| What is asked |
Identify all lines in the listing that include the word "OFIs", and copy them out.

| Input material |
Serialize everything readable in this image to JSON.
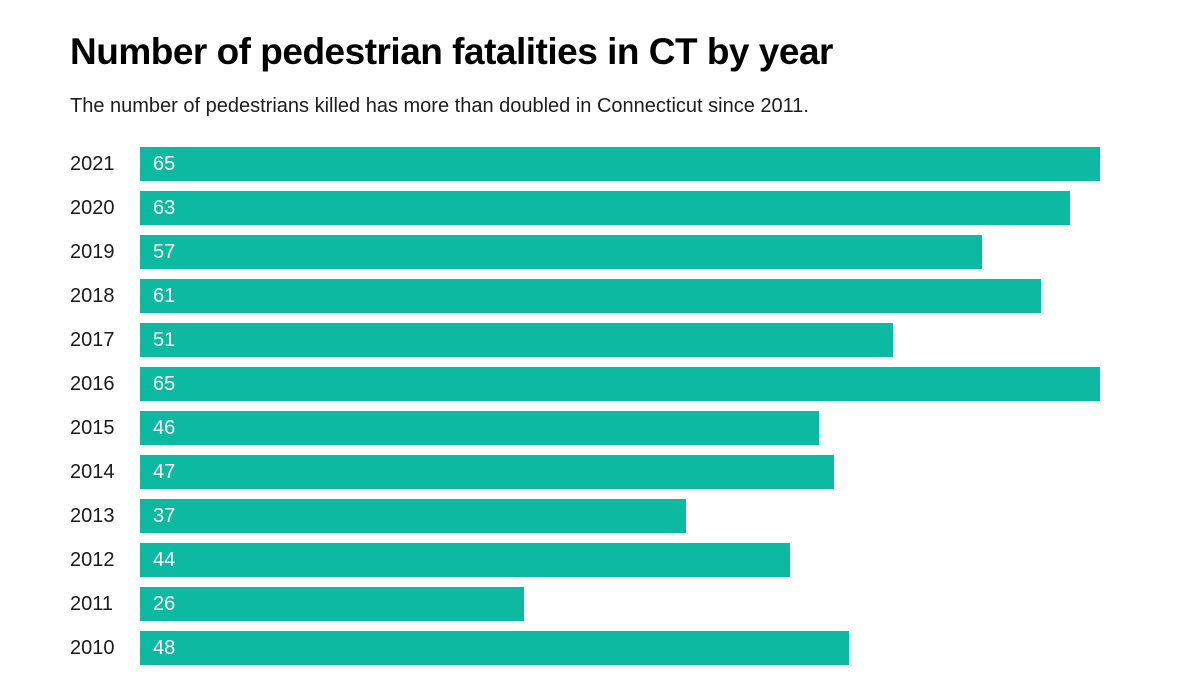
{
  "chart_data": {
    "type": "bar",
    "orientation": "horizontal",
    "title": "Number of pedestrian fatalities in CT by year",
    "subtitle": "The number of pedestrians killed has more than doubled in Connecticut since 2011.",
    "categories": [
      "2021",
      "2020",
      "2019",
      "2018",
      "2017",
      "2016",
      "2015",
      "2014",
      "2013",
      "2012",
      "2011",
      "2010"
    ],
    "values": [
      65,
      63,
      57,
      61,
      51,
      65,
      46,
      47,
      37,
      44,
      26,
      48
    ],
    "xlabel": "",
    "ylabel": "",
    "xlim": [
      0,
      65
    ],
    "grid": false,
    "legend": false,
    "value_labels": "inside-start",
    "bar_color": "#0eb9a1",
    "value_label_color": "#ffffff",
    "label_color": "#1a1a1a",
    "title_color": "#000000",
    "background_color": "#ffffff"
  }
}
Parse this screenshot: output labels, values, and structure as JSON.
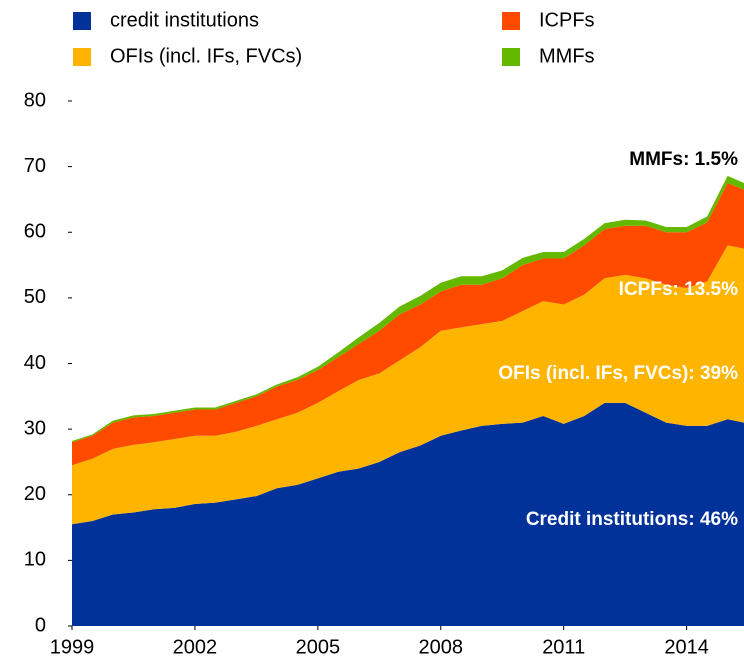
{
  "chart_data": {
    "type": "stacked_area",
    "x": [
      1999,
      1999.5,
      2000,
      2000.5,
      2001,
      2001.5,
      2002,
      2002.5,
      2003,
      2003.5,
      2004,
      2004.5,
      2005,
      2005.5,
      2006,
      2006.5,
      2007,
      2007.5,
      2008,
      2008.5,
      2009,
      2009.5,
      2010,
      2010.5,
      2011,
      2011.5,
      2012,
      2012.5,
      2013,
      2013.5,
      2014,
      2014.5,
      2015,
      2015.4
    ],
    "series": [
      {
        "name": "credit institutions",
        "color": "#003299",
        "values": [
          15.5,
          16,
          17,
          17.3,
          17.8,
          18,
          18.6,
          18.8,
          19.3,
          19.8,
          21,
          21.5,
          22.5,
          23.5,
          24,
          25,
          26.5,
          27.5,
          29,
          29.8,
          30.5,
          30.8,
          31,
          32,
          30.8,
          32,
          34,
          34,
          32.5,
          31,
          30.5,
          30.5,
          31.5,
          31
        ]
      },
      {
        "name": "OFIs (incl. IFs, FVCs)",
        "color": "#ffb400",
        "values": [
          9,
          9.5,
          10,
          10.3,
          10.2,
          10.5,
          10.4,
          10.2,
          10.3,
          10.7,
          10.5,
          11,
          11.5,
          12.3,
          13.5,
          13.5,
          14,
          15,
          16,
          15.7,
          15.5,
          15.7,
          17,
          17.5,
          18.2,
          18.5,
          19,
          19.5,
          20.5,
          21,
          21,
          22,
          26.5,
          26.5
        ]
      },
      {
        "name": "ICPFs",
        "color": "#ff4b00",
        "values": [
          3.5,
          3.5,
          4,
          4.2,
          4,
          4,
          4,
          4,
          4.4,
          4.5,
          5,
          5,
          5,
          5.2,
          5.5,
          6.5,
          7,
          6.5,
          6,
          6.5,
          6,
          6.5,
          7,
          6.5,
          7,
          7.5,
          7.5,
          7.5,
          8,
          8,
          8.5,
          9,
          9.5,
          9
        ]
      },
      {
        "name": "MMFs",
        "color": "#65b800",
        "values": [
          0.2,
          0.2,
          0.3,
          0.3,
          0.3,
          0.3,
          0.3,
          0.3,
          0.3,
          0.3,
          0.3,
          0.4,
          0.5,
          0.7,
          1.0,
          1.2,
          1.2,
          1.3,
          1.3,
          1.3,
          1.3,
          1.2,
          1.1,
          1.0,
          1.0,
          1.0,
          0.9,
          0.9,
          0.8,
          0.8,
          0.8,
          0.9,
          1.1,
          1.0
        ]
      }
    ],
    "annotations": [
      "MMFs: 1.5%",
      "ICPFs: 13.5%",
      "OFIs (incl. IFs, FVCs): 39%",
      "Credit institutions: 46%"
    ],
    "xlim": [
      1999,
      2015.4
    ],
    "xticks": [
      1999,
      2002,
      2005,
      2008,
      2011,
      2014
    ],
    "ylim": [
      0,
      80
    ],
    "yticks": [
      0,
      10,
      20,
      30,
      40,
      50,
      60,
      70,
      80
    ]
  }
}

| The result |
        "name": "OFIs (incl. IFs, FVCs)",
      "OFIs (incl. IFs, FVCs): 39%",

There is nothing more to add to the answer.